WORK REQUIRED: Whenever a line below holds the word "center", copy that line.

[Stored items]
#####
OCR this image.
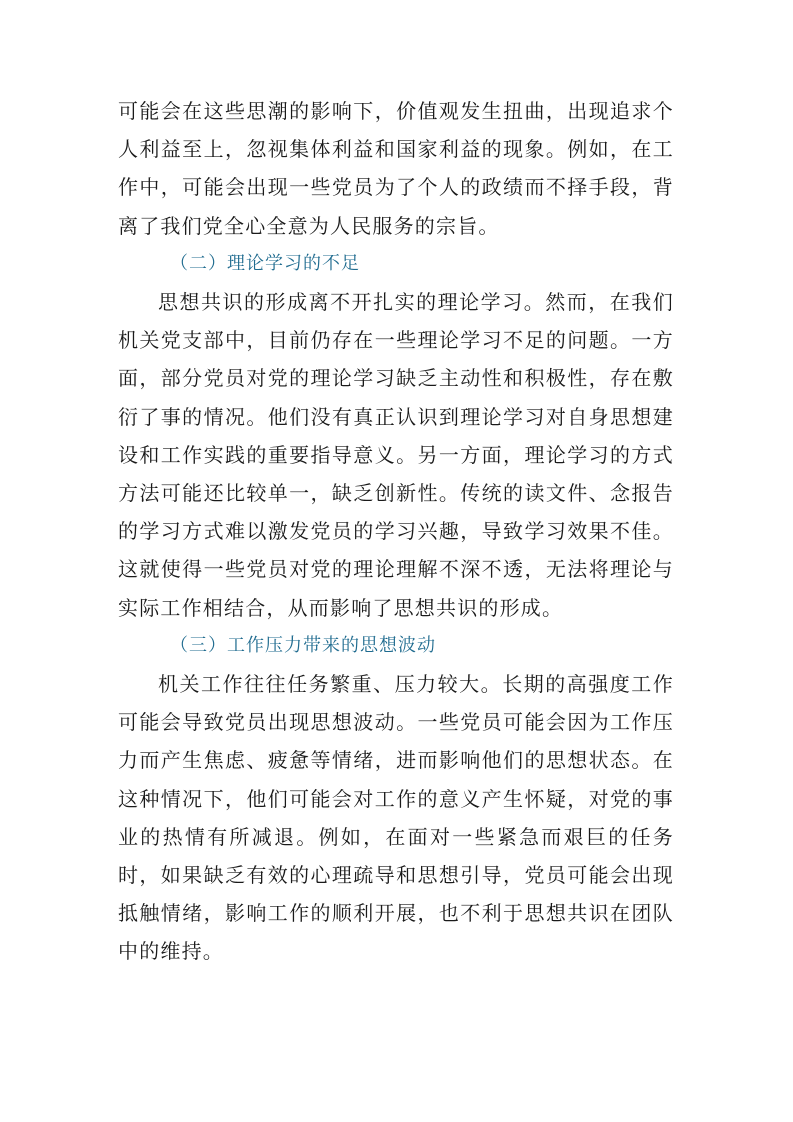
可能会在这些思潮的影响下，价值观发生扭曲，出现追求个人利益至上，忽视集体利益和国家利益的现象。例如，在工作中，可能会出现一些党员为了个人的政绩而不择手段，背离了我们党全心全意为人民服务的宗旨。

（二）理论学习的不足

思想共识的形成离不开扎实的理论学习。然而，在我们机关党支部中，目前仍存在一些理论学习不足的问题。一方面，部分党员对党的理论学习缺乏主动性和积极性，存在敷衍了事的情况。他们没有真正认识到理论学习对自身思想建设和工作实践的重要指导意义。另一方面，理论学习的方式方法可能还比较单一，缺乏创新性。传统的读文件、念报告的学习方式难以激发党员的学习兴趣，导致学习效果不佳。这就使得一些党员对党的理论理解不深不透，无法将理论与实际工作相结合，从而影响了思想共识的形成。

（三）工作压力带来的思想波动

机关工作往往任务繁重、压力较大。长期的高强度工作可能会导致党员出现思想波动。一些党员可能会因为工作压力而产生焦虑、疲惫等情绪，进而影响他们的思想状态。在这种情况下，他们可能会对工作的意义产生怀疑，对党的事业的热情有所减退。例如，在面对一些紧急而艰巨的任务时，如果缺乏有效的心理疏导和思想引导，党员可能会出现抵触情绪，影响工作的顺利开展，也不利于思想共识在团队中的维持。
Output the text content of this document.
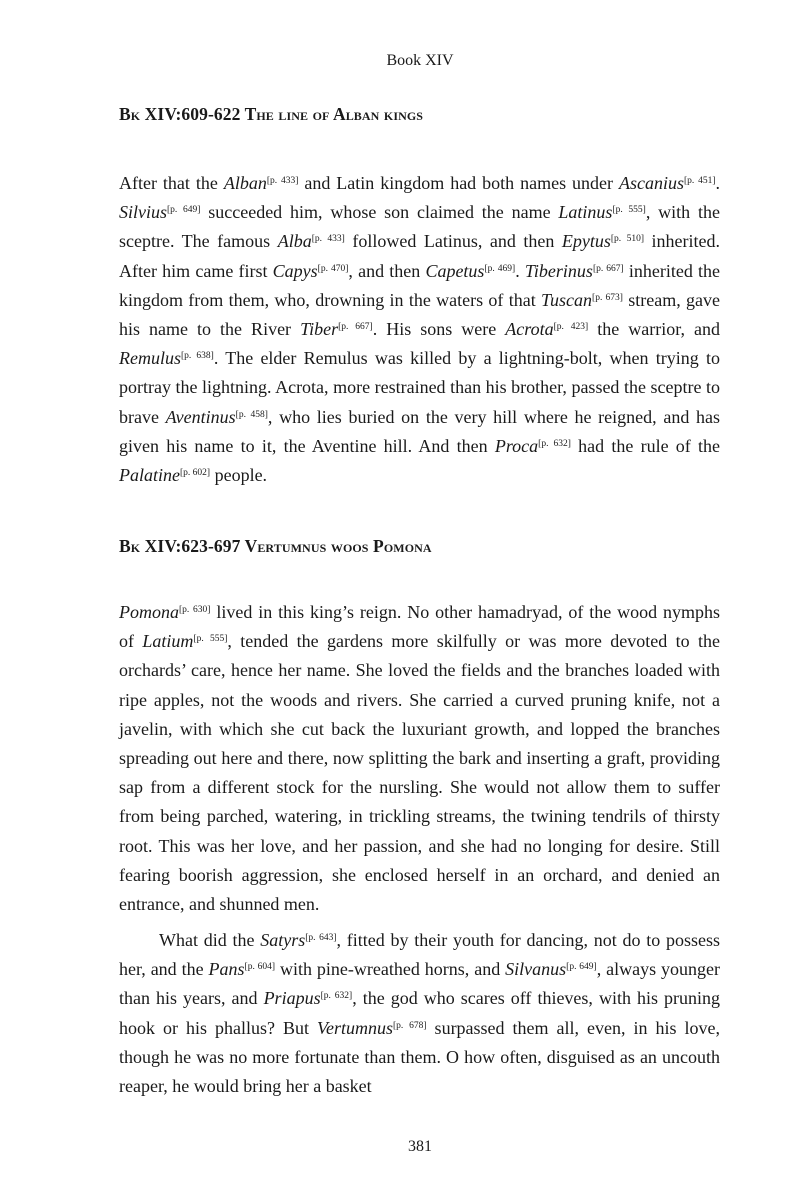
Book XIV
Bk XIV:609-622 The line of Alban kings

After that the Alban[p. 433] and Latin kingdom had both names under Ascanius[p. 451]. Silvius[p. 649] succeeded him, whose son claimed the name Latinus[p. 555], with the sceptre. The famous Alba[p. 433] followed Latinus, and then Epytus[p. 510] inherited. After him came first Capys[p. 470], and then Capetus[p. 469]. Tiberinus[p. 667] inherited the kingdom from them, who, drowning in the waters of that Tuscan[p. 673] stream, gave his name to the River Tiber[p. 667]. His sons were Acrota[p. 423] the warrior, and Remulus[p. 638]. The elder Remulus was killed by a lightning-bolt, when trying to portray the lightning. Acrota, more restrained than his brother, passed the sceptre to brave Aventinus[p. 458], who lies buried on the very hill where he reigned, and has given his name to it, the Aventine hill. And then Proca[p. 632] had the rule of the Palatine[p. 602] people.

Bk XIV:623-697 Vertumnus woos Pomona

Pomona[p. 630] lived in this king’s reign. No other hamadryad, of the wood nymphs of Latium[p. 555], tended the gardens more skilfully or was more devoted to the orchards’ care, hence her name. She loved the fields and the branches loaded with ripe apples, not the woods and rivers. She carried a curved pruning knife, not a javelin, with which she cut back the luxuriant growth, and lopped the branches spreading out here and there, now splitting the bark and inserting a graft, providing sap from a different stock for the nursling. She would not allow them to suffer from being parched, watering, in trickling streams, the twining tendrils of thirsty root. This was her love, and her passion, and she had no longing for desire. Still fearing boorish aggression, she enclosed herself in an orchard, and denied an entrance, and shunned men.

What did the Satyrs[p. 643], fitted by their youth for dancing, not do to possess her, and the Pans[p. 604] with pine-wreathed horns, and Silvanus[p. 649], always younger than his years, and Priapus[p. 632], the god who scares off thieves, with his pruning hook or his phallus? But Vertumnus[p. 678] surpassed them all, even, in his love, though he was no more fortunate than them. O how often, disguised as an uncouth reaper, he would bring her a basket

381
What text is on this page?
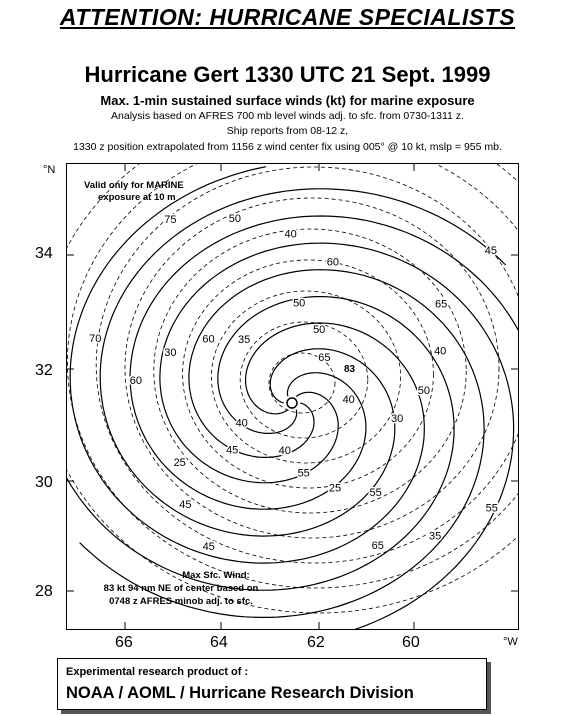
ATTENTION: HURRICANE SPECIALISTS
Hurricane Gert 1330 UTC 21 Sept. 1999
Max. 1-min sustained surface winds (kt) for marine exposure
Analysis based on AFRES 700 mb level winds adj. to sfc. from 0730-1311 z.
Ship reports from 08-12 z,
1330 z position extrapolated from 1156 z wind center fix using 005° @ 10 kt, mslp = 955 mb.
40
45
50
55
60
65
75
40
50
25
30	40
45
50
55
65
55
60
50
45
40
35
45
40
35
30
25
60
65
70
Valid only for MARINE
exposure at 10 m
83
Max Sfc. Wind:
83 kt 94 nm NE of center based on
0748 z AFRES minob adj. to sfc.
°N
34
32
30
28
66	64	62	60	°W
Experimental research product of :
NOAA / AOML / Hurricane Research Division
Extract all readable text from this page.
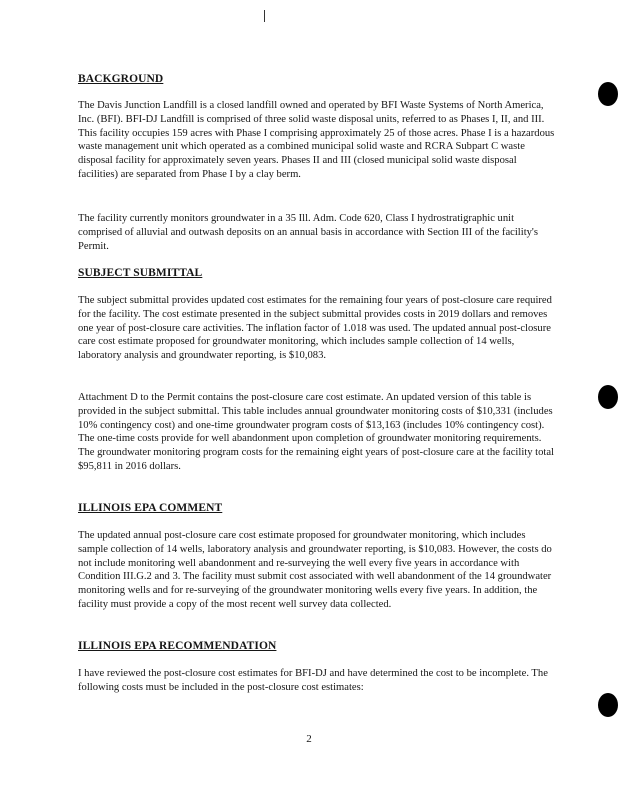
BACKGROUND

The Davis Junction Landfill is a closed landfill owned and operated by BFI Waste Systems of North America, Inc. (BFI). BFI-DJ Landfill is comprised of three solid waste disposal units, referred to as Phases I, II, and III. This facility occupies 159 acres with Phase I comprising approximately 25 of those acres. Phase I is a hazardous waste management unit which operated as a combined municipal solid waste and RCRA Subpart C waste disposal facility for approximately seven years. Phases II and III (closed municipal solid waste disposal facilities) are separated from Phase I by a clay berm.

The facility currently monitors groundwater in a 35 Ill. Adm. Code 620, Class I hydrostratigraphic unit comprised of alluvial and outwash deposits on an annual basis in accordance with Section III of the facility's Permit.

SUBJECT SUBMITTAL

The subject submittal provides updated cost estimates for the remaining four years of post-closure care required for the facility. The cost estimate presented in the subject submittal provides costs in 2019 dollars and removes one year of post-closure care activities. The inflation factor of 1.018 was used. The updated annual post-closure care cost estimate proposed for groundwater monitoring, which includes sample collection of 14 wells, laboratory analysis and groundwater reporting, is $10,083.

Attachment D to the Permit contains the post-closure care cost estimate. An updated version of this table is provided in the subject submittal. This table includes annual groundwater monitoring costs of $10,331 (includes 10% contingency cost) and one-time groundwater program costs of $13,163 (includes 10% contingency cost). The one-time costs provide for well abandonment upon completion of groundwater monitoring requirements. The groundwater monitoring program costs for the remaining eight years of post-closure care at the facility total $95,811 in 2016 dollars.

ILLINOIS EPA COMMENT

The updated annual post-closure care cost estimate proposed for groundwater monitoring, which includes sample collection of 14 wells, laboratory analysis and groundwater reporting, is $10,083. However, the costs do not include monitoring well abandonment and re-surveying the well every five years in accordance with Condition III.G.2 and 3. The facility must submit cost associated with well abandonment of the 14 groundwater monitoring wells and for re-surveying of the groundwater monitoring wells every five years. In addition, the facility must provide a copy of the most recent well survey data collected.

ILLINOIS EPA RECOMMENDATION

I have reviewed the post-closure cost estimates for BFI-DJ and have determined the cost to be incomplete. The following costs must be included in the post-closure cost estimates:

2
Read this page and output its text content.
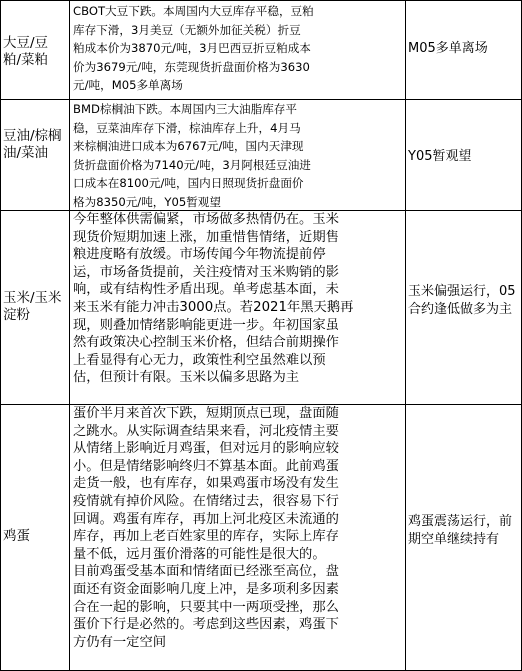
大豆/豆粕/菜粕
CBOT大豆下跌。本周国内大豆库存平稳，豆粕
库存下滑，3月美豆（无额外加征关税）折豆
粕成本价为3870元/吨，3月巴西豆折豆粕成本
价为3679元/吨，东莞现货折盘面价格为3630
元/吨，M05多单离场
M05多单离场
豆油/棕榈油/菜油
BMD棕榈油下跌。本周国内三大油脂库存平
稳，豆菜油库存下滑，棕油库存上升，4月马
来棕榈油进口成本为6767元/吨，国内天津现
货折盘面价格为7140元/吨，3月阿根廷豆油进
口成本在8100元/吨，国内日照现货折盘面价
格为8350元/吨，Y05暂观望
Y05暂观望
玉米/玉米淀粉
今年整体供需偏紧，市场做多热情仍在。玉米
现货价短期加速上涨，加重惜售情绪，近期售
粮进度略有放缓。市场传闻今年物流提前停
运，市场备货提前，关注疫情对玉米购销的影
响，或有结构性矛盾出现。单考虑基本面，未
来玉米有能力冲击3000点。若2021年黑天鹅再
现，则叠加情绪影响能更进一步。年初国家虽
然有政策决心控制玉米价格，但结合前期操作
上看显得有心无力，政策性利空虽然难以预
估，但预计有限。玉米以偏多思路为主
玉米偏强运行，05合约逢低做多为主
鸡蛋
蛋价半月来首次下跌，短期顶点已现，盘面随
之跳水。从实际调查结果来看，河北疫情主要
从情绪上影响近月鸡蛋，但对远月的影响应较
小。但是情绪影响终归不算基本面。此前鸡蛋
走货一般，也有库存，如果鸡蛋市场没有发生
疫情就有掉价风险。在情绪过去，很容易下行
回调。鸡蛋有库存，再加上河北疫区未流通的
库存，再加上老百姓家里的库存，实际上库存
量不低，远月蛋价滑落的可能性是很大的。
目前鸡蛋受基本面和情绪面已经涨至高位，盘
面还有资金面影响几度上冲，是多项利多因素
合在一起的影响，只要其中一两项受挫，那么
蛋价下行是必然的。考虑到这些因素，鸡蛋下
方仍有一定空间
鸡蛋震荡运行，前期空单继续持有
#####
RESPONSE TO THE EXERCISE:
1330 z position extrapolated from 1156 z wind center fix using 005° @ 10 kt, mslp = 955 mb.
83 kt 94 nm NE of center based on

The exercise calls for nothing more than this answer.